═════ Available records

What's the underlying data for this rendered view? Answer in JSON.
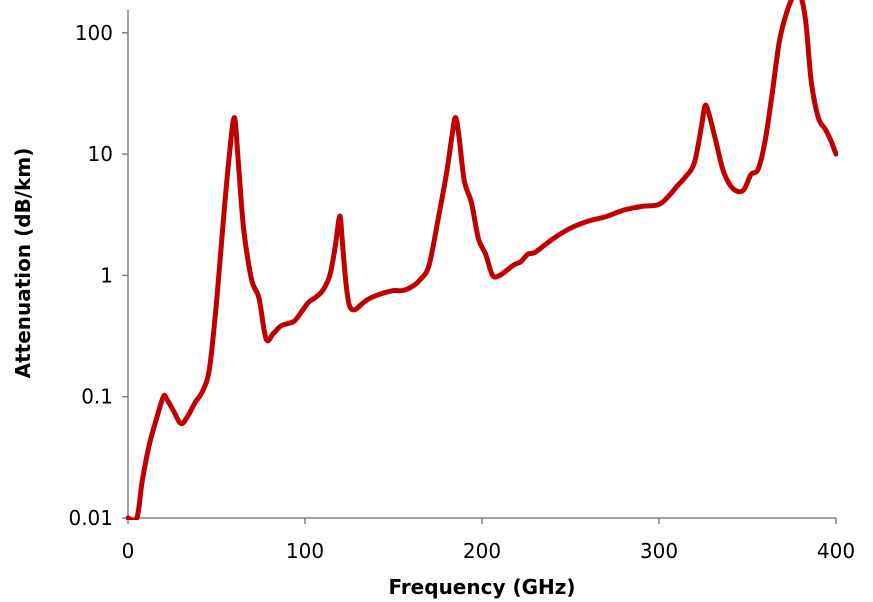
{
  "chart_data": {
    "type": "line",
    "title": "",
    "xlabel": "Frequency (GHz)",
    "ylabel": "Attenuation (dB/km)",
    "xlim": [
      0,
      400
    ],
    "ylim": [
      0.01,
      200
    ],
    "yscale": "log",
    "grid": false,
    "legend": "none",
    "x_ticks": [
      0,
      100,
      200,
      300,
      400
    ],
    "x_tick_labels": [
      "0",
      "100",
      "200",
      "300",
      "400"
    ],
    "y_ticks": [
      0.01,
      0.1,
      1,
      10,
      100
    ],
    "y_tick_labels": [
      "0.01",
      "0.1",
      "1",
      "10",
      "100"
    ],
    "series": [
      {
        "color": "#C00000",
        "x": [
          0,
          5,
          8,
          12,
          16,
          20,
          22,
          26,
          30,
          34,
          38,
          42,
          46,
          50,
          54,
          57,
          60,
          62,
          64,
          66,
          70,
          74,
          78,
          82,
          86,
          90,
          94,
          98,
          102,
          106,
          110,
          114,
          117,
          119,
          120,
          121,
          123,
          125,
          128,
          132,
          136,
          140,
          145,
          150,
          155,
          160,
          165,
          170,
          175,
          180,
          183,
          185,
          187,
          190,
          194,
          198,
          202,
          206,
          210,
          214,
          218,
          222,
          226,
          230,
          240,
          250,
          260,
          270,
          280,
          290,
          300,
          306,
          310,
          315,
          320,
          324,
          326,
          328,
          332,
          336,
          340,
          344,
          348,
          352,
          356,
          360,
          364,
          368,
          372,
          376,
          380,
          383,
          386,
          390,
          394,
          397,
          400
        ],
        "y": [
          0.01,
          0.01,
          0.02,
          0.04,
          0.065,
          0.1,
          0.095,
          0.075,
          0.06,
          0.07,
          0.09,
          0.11,
          0.17,
          0.6,
          3,
          9,
          20,
          10,
          4,
          2,
          0.9,
          0.65,
          0.3,
          0.33,
          0.38,
          0.4,
          0.42,
          0.5,
          0.6,
          0.66,
          0.75,
          1.0,
          1.7,
          2.8,
          3.0,
          2.0,
          0.9,
          0.57,
          0.52,
          0.58,
          0.64,
          0.68,
          0.72,
          0.75,
          0.75,
          0.8,
          0.92,
          1.2,
          2.8,
          7,
          14,
          20,
          14,
          6,
          4,
          2.0,
          1.5,
          1.0,
          1.0,
          1.1,
          1.22,
          1.3,
          1.5,
          1.55,
          2.0,
          2.45,
          2.8,
          3.05,
          3.45,
          3.7,
          3.85,
          4.6,
          5.4,
          6.5,
          8.5,
          17,
          25,
          22,
          13,
          7.5,
          5.6,
          4.95,
          5.1,
          6.8,
          7.5,
          13,
          32,
          85,
          145,
          200,
          200,
          120,
          40,
          20,
          16,
          13,
          10
        ]
      }
    ]
  }
}
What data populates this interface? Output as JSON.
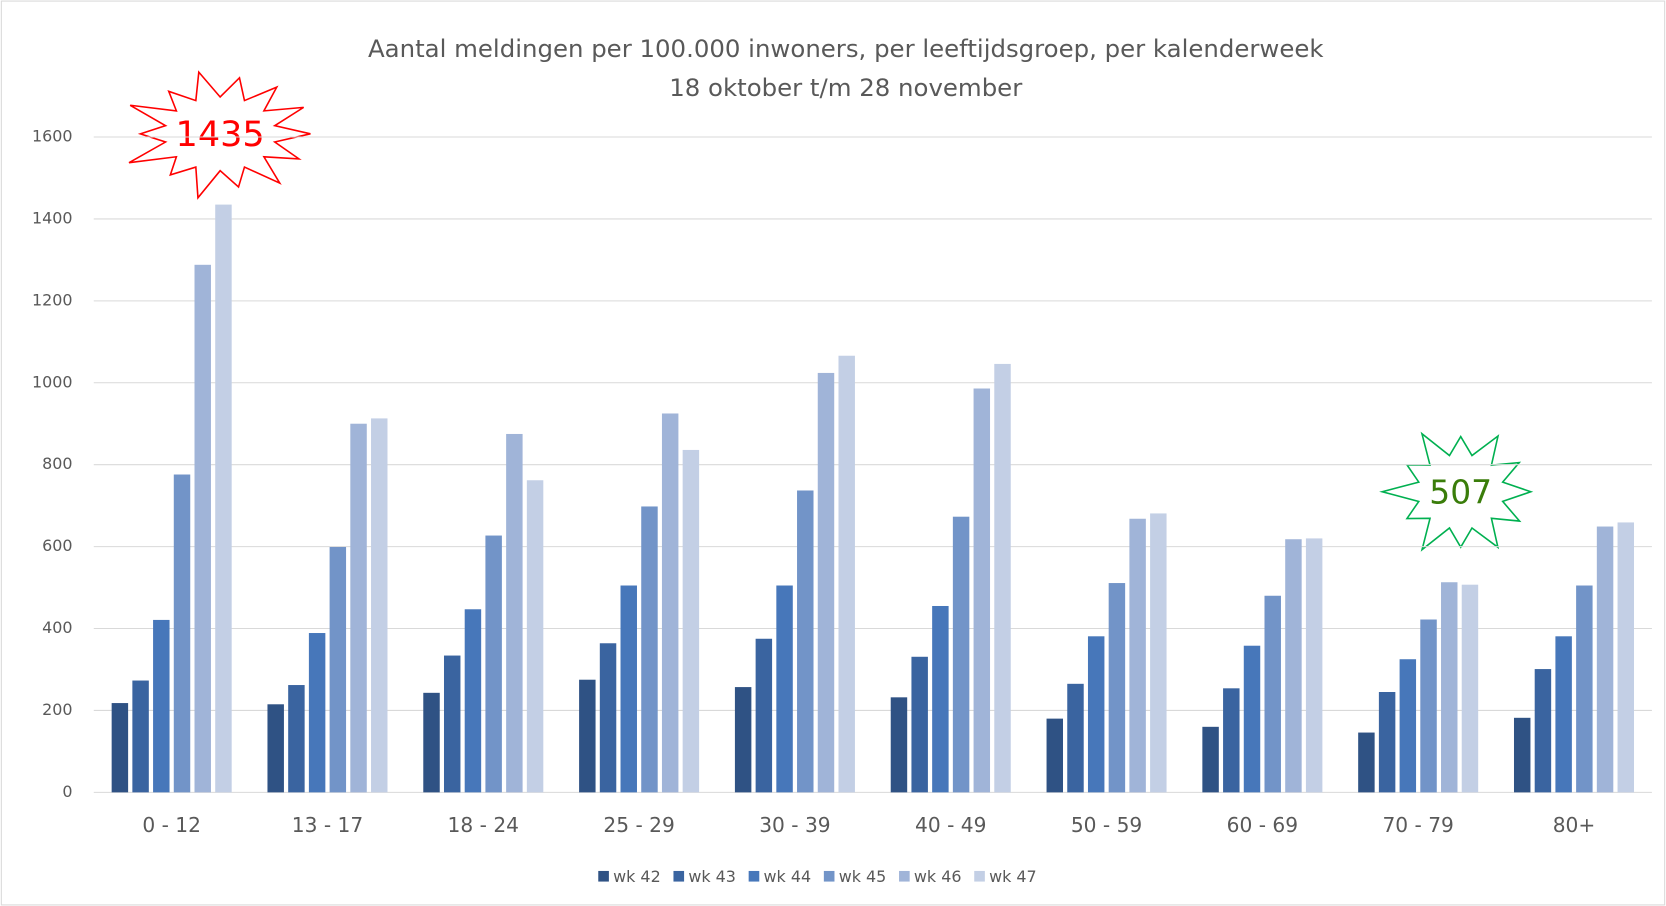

══════════

[Work to be completed] From the data above, gather every line that includes the word "this".

[Response to the exercise]
What's the underlying data for this rendered view? Answer in JSON.
What data populates this interface? Output as JSON.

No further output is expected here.